→ Prompt
Quote the listing in full, exactly as given, minus any pictures.

(Rows from a dataset)
--
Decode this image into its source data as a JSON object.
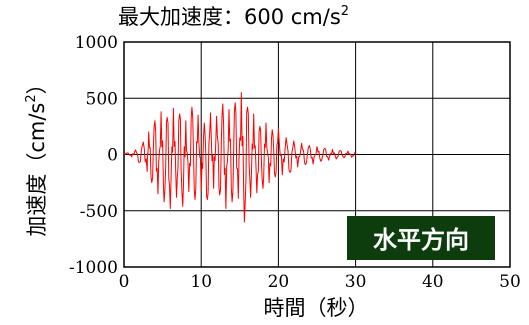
{
  "chart_data": {
    "type": "line",
    "title": "最大加速度：600 cm/s",
    "title_superscript": "2",
    "xlabel": "時間（秒）",
    "ylabel": "加速度（cm/s",
    "ylabel_superscript": "2",
    "ylabel_suffix": "）",
    "xlim": [
      0,
      50
    ],
    "ylim": [
      -1000,
      1000
    ],
    "x_ticks": [
      0,
      10,
      20,
      30,
      40,
      50
    ],
    "y_ticks": [
      1000,
      500,
      0,
      -500,
      -1000
    ],
    "x_tick_labels": [
      "0",
      "10",
      "20",
      "30",
      "40",
      "50"
    ],
    "y_tick_labels": [
      "1000",
      "500",
      "0",
      "-500",
      "-1000"
    ],
    "grid": true,
    "annotation": "水平方向",
    "series": [
      {
        "color": "#ff0000",
        "x": [
          0,
          0.5,
          1,
          1.5,
          2,
          2.5,
          3,
          3.2,
          3.6,
          4,
          4.4,
          4.8,
          5.2,
          5.6,
          6,
          6.4,
          6.8,
          7.2,
          7.6,
          8,
          8.4,
          8.8,
          9.2,
          9.6,
          10,
          10.4,
          10.8,
          11.2,
          11.6,
          12,
          12.4,
          12.8,
          13.2,
          13.6,
          14,
          14.4,
          14.8,
          15.2,
          15.6,
          16,
          16.4,
          16.8,
          17.2,
          17.6,
          18,
          18.4,
          18.8,
          19.2,
          19.6,
          20,
          20.5,
          21,
          21.5,
          22,
          22.5,
          23,
          23.5,
          24,
          24.5,
          25,
          25.5,
          26,
          26.5,
          27,
          27.5,
          28,
          28.5,
          29,
          29.5,
          30
        ],
        "values": [
          0,
          15,
          -20,
          40,
          -70,
          110,
          -150,
          200,
          -250,
          300,
          -350,
          380,
          -420,
          330,
          -480,
          410,
          -380,
          360,
          -460,
          300,
          -330,
          420,
          -400,
          350,
          -320,
          280,
          -400,
          370,
          -300,
          340,
          -360,
          450,
          -480,
          400,
          -420,
          460,
          -390,
          550,
          -600,
          420,
          -380,
          360,
          -340,
          250,
          -300,
          280,
          -250,
          220,
          -200,
          230,
          -180,
          150,
          -160,
          120,
          -110,
          100,
          -90,
          80,
          -85,
          70,
          -60,
          55,
          -50,
          45,
          -40,
          35,
          -30,
          30,
          -25,
          20
        ]
      }
    ]
  },
  "colors": {
    "line": "#ff0000",
    "badge_bg": "#0d3d0d",
    "badge_text": "#ffffff",
    "grid": "#000000"
  }
}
--
→ The answer
Decode this image into its source data as a JSON object.
{
  "chart_data": {
    "type": "line",
    "title": "最大加速度：600 cm/s",
    "title_superscript": "2",
    "xlabel": "時間（秒）",
    "ylabel": "加速度（cm/s",
    "ylabel_superscript": "2",
    "ylabel_suffix": "）",
    "xlim": [
      0,
      50
    ],
    "ylim": [
      -1000,
      1000
    ],
    "x_ticks": [
      0,
      10,
      20,
      30,
      40,
      50
    ],
    "y_ticks": [
      1000,
      500,
      0,
      -500,
      -1000
    ],
    "x_tick_labels": [
      "0",
      "10",
      "20",
      "30",
      "40",
      "50"
    ],
    "y_tick_labels": [
      "1000",
      "500",
      "0",
      "-500",
      "-1000"
    ],
    "grid": true,
    "annotation": "水平方向",
    "series": [
      {
        "color": "#ff0000",
        "x": [
          0,
          0.5,
          1,
          1.5,
          2,
          2.5,
          3,
          3.2,
          3.6,
          4,
          4.4,
          4.8,
          5.2,
          5.6,
          6,
          6.4,
          6.8,
          7.2,
          7.6,
          8,
          8.4,
          8.8,
          9.2,
          9.6,
          10,
          10.4,
          10.8,
          11.2,
          11.6,
          12,
          12.4,
          12.8,
          13.2,
          13.6,
          14,
          14.4,
          14.8,
          15.2,
          15.6,
          16,
          16.4,
          16.8,
          17.2,
          17.6,
          18,
          18.4,
          18.8,
          19.2,
          19.6,
          20,
          20.5,
          21,
          21.5,
          22,
          22.5,
          23,
          23.5,
          24,
          24.5,
          25,
          25.5,
          26,
          26.5,
          27,
          27.5,
          28,
          28.5,
          29,
          29.5,
          30
        ],
        "values": [
          0,
          15,
          -20,
          40,
          -70,
          110,
          -150,
          200,
          -250,
          300,
          -350,
          380,
          -420,
          330,
          -480,
          410,
          -380,
          360,
          -460,
          300,
          -330,
          420,
          -400,
          350,
          -320,
          280,
          -400,
          370,
          -300,
          340,
          -360,
          450,
          -480,
          400,
          -420,
          460,
          -390,
          550,
          -600,
          420,
          -380,
          360,
          -340,
          250,
          -300,
          280,
          -250,
          220,
          -200,
          230,
          -180,
          150,
          -160,
          120,
          -110,
          100,
          -90,
          80,
          -85,
          70,
          -60,
          55,
          -50,
          45,
          -40,
          35,
          -30,
          30,
          -25,
          20
        ]
      }
    ]
  },
  "colors": {
    "line": "#ff0000",
    "badge_bg": "#0d3d0d",
    "badge_text": "#ffffff",
    "grid": "#000000"
  }
}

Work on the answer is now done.